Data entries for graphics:

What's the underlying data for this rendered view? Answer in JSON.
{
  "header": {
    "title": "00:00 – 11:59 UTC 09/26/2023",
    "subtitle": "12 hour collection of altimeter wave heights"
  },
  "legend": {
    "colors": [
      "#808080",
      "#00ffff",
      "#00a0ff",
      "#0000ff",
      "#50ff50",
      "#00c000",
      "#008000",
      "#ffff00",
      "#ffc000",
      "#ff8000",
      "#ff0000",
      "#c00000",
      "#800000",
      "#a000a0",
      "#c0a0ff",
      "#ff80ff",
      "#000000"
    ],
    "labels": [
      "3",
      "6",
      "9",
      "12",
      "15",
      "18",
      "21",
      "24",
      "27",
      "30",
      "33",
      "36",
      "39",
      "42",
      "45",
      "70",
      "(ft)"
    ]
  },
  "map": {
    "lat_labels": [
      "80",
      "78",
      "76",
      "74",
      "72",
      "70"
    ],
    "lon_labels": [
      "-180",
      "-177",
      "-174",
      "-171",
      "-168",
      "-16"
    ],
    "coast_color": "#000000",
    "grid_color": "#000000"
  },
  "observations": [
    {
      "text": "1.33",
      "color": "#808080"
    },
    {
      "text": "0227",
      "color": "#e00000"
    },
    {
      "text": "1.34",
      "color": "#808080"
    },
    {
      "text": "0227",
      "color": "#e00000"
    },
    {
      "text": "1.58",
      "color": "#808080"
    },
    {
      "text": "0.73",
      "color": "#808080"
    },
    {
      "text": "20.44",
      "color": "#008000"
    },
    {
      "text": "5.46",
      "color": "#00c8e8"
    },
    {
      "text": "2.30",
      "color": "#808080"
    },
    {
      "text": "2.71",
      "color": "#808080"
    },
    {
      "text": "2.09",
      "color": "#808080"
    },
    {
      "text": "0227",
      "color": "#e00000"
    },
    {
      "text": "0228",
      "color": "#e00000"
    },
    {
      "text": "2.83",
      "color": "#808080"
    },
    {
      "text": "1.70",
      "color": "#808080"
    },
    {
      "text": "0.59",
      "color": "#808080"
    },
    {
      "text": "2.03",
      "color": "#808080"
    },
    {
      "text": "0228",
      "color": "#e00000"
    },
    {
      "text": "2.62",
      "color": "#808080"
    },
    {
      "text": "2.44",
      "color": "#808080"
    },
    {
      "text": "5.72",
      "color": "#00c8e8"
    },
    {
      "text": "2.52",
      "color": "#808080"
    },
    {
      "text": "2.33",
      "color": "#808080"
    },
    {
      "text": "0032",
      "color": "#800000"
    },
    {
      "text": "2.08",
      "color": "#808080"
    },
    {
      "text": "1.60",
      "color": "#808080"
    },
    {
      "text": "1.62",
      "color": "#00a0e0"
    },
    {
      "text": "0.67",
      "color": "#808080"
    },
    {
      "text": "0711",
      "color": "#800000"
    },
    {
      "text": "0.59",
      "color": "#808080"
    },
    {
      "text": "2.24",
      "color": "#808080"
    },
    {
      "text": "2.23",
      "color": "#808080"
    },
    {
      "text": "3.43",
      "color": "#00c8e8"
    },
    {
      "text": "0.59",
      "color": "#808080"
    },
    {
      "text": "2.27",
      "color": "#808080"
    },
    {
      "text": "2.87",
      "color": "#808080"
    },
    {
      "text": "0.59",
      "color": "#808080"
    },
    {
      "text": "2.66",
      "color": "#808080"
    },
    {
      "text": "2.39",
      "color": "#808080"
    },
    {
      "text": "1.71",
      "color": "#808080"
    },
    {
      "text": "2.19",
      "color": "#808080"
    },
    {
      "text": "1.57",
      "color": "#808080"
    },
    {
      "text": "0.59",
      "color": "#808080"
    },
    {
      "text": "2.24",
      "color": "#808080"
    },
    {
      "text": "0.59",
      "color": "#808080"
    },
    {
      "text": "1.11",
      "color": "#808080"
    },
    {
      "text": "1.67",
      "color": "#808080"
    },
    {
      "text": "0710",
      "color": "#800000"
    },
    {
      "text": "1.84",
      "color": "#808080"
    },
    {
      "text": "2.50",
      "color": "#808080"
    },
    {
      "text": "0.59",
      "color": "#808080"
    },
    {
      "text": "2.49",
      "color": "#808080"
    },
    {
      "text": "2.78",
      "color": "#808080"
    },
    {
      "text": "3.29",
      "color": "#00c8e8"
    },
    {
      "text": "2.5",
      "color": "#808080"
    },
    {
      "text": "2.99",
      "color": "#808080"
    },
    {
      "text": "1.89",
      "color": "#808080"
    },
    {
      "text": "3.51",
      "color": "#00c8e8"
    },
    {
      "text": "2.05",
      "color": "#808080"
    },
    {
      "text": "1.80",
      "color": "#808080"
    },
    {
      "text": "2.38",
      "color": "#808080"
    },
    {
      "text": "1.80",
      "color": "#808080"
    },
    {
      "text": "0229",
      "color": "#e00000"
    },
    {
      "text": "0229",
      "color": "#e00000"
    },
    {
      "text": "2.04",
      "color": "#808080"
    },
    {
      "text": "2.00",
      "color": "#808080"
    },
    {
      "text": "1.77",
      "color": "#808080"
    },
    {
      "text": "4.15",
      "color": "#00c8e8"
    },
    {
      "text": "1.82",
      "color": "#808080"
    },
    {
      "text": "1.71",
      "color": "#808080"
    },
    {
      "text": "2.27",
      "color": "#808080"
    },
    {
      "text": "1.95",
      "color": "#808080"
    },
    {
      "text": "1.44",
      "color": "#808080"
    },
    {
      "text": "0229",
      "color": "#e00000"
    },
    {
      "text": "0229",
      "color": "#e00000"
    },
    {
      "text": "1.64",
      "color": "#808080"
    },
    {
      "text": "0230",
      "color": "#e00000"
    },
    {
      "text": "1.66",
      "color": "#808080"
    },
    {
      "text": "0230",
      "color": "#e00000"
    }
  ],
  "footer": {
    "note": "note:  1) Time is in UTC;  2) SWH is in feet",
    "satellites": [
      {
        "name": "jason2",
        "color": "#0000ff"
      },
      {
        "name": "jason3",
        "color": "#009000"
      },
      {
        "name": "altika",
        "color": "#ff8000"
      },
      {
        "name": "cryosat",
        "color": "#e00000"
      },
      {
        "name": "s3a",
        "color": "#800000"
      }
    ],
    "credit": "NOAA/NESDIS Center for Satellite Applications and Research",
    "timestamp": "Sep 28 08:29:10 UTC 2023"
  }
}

- **SHORT EXERCISE**: Transcribe all lines as written.

- **FINISHED TASK**:
What's the underlying data for this rendered view? Answer in JSON.
{
  "header": {
    "title": "00:00 – 11:59 UTC 09/26/2023",
    "subtitle": "12 hour collection of altimeter wave heights"
  },
  "legend": {
    "colors": [
      "#808080",
      "#00ffff",
      "#00a0ff",
      "#0000ff",
      "#50ff50",
      "#00c000",
      "#008000",
      "#ffff00",
      "#ffc000",
      "#ff8000",
      "#ff0000",
      "#c00000",
      "#800000",
      "#a000a0",
      "#c0a0ff",
      "#ff80ff",
      "#000000"
    ],
    "labels": [
      "3",
      "6",
      "9",
      "12",
      "15",
      "18",
      "21",
      "24",
      "27",
      "30",
      "33",
      "36",
      "39",
      "42",
      "45",
      "70",
      "(ft)"
    ]
  },
  "map": {
    "lat_labels": [
      "80",
      "78",
      "76",
      "74",
      "72",
      "70"
    ],
    "lon_labels": [
      "-180",
      "-177",
      "-174",
      "-171",
      "-168",
      "-16"
    ],
    "coast_color": "#000000",
    "grid_color": "#000000"
  },
  "observations": [
    {
      "text": "1.33",
      "color": "#808080"
    },
    {
      "text": "0227",
      "color": "#e00000"
    },
    {
      "text": "1.34",
      "color": "#808080"
    },
    {
      "text": "0227",
      "color": "#e00000"
    },
    {
      "text": "1.58",
      "color": "#808080"
    },
    {
      "text": "0.73",
      "color": "#808080"
    },
    {
      "text": "20.44",
      "color": "#008000"
    },
    {
      "text": "5.46",
      "color": "#00c8e8"
    },
    {
      "text": "2.30",
      "color": "#808080"
    },
    {
      "text": "2.71",
      "color": "#808080"
    },
    {
      "text": "2.09",
      "color": "#808080"
    },
    {
      "text": "0227",
      "color": "#e00000"
    },
    {
      "text": "0228",
      "color": "#e00000"
    },
    {
      "text": "2.83",
      "color": "#808080"
    },
    {
      "text": "1.70",
      "color": "#808080"
    },
    {
      "text": "0.59",
      "color": "#808080"
    },
    {
      "text": "2.03",
      "color": "#808080"
    },
    {
      "text": "0228",
      "color": "#e00000"
    },
    {
      "text": "2.62",
      "color": "#808080"
    },
    {
      "text": "2.44",
      "color": "#808080"
    },
    {
      "text": "5.72",
      "color": "#00c8e8"
    },
    {
      "text": "2.52",
      "color": "#808080"
    },
    {
      "text": "2.33",
      "color": "#808080"
    },
    {
      "text": "0032",
      "color": "#800000"
    },
    {
      "text": "2.08",
      "color": "#808080"
    },
    {
      "text": "1.60",
      "color": "#808080"
    },
    {
      "text": "1.62",
      "color": "#00a0e0"
    },
    {
      "text": "0.67",
      "color": "#808080"
    },
    {
      "text": "0711",
      "color": "#800000"
    },
    {
      "text": "0.59",
      "color": "#808080"
    },
    {
      "text": "2.24",
      "color": "#808080"
    },
    {
      "text": "2.23",
      "color": "#808080"
    },
    {
      "text": "3.43",
      "color": "#00c8e8"
    },
    {
      "text": "0.59",
      "color": "#808080"
    },
    {
      "text": "2.27",
      "color": "#808080"
    },
    {
      "text": "2.87",
      "color": "#808080"
    },
    {
      "text": "0.59",
      "color": "#808080"
    },
    {
      "text": "2.66",
      "color": "#808080"
    },
    {
      "text": "2.39",
      "color": "#808080"
    },
    {
      "text": "1.71",
      "color": "#808080"
    },
    {
      "text": "2.19",
      "color": "#808080"
    },
    {
      "text": "1.57",
      "color": "#808080"
    },
    {
      "text": "0.59",
      "color": "#808080"
    },
    {
      "text": "2.24",
      "color": "#808080"
    },
    {
      "text": "0.59",
      "color": "#808080"
    },
    {
      "text": "1.11",
      "color": "#808080"
    },
    {
      "text": "1.67",
      "color": "#808080"
    },
    {
      "text": "0710",
      "color": "#800000"
    },
    {
      "text": "1.84",
      "color": "#808080"
    },
    {
      "text": "2.50",
      "color": "#808080"
    },
    {
      "text": "0.59",
      "color": "#808080"
    },
    {
      "text": "2.49",
      "color": "#808080"
    },
    {
      "text": "2.78",
      "color": "#808080"
    },
    {
      "text": "3.29",
      "color": "#00c8e8"
    },
    {
      "text": "2.5",
      "color": "#808080"
    },
    {
      "text": "2.99",
      "color": "#808080"
    },
    {
      "text": "1.89",
      "color": "#808080"
    },
    {
      "text": "3.51",
      "color": "#00c8e8"
    },
    {
      "text": "2.05",
      "color": "#808080"
    },
    {
      "text": "1.80",
      "color": "#808080"
    },
    {
      "text": "2.38",
      "color": "#808080"
    },
    {
      "text": "1.80",
      "color": "#808080"
    },
    {
      "text": "0229",
      "color": "#e00000"
    },
    {
      "text": "0229",
      "color": "#e00000"
    },
    {
      "text": "2.04",
      "color": "#808080"
    },
    {
      "text": "2.00",
      "color": "#808080"
    },
    {
      "text": "1.77",
      "color": "#808080"
    },
    {
      "text": "4.15",
      "color": "#00c8e8"
    },
    {
      "text": "1.82",
      "color": "#808080"
    },
    {
      "text": "1.71",
      "color": "#808080"
    },
    {
      "text": "2.27",
      "color": "#808080"
    },
    {
      "text": "1.95",
      "color": "#808080"
    },
    {
      "text": "1.44",
      "color": "#808080"
    },
    {
      "text": "0229",
      "color": "#e00000"
    },
    {
      "text": "0229",
      "color": "#e00000"
    },
    {
      "text": "1.64",
      "color": "#808080"
    },
    {
      "text": "0230",
      "color": "#e00000"
    },
    {
      "text": "1.66",
      "color": "#808080"
    },
    {
      "text": "0230",
      "color": "#e00000"
    }
  ],
  "footer": {
    "note": "note:  1) Time is in UTC;  2) SWH is in feet",
    "satellites": [
      {
        "name": "jason2",
        "color": "#0000ff"
      },
      {
        "name": "jason3",
        "color": "#009000"
      },
      {
        "name": "altika",
        "color": "#ff8000"
      },
      {
        "name": "cryosat",
        "color": "#e00000"
      },
      {
        "name": "s3a",
        "color": "#800000"
      }
    ],
    "credit": "NOAA/NESDIS Center for Satellite Applications and Research",
    "timestamp": "Sep 28 08:29:10 UTC 2023"
  }
}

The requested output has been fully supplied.